**Page excerpt:**

↓↓↓

# High Beam Problem



## xczar (May 19, 2013)

Been driving a 2013 ECO for a few years now. Car has run great in all aspects. But just noticed that all headlights go off when I put on my high beams. Blue dash light comes on though.
Read a very little about others having this issue. One YouTube`r suggests an easy install of a new fuse box when lighting issues of any kind are present. I already checked the L & R high beam fuses.
Was wondering if someone here has solved this?


----------



## obermd (Mar 3, 2012)

Have you replaced the actual bulb?


----------



## xczar (May 19, 2013)

Ya know, I never had two bulbs go out at the exact same time. But after enough researching and checking under the hood, I pulled both bulbs out and they appeared to both have loose contacts on the one filament. 
So seams they both blew at the same time.
(ordered new ones)

Thanks for the slap upside the head. Guess I had it coming...............


----------



## jblackburn (Apr 14, 2012)

It is quite unusual for both high beams to go at once, considering they're not used as much. 

The root cause may be some sort of wiring issue or grounding problem.

↑↑↑

**Collected material:**
↓↓↓

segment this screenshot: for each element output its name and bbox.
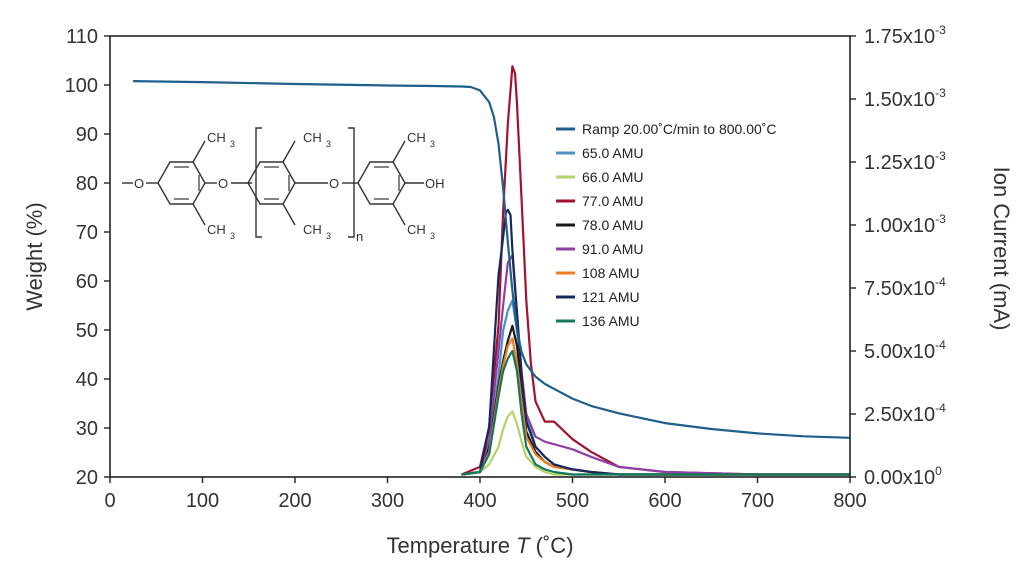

↑↑↑

**Task instructions:**
[1] Set down, word for word, the part of the high beam thread that opens with the words containing "Read a very" and closes with "(Mar 3, 2012)".
[2] In the high beam thread, which fuses did xczar say had already been checked?
[3] Write what comes next in the high beam thread, picking up after its final sentence.

**Task-by-task outputs:**
[1]
Read a very little about others having this issue. One YouTube`r suggests an easy install of a new fuse box when lighting issues of any kind are present. I already checked the L & R high beam fuses.
Was wondering if someone here has solved this?


----------



## obermd (Mar 3, 2012)

[2] The left and right high beam fuses.

[3]
----------



## Rivergoer (Mar 30, 2017)

Different vehicle, same problem. 06 Ram Cummins dually, switching to high beams would turn OFF all headlights. According to the Dodge forum folks it is common and points to a failed Totally Integrated Power Module (TIPM). 

I’m not sure if the Cruze has something similar to the TIPM but basically all electrical functions are controlled by this module (perhaps the PCM or BCM on the Cruze?)

Anyway, after learning a new TIPM was $800-900 I just drove for years without the high beams. Then one night, out of curiosity, I noticed the high beams were working again. 

I can only think of two factors that may have caused this mysterious “fix”:

1) During an airbag recall service, the dealer did a “flash” on the computer.
2) Two new batteries were installed

Can’t say which (if any) of these did it though. Like I said, different vehicle but food for thought.


----------



## blackbird (Nov 6, 2017)

I'm trying to recall off memory if the daytime running lights on the first gen use the high beams or low beams. If it's a lower voltage supplied to the high beams that would mean they could have a lot more run time.

While it would be odd for them to blow at exactly the same time, are you sure one hasn't been out for a while? With the high beams if you're not paying attention and driving in really dark conditions it can sometimes be easy to miss one going out.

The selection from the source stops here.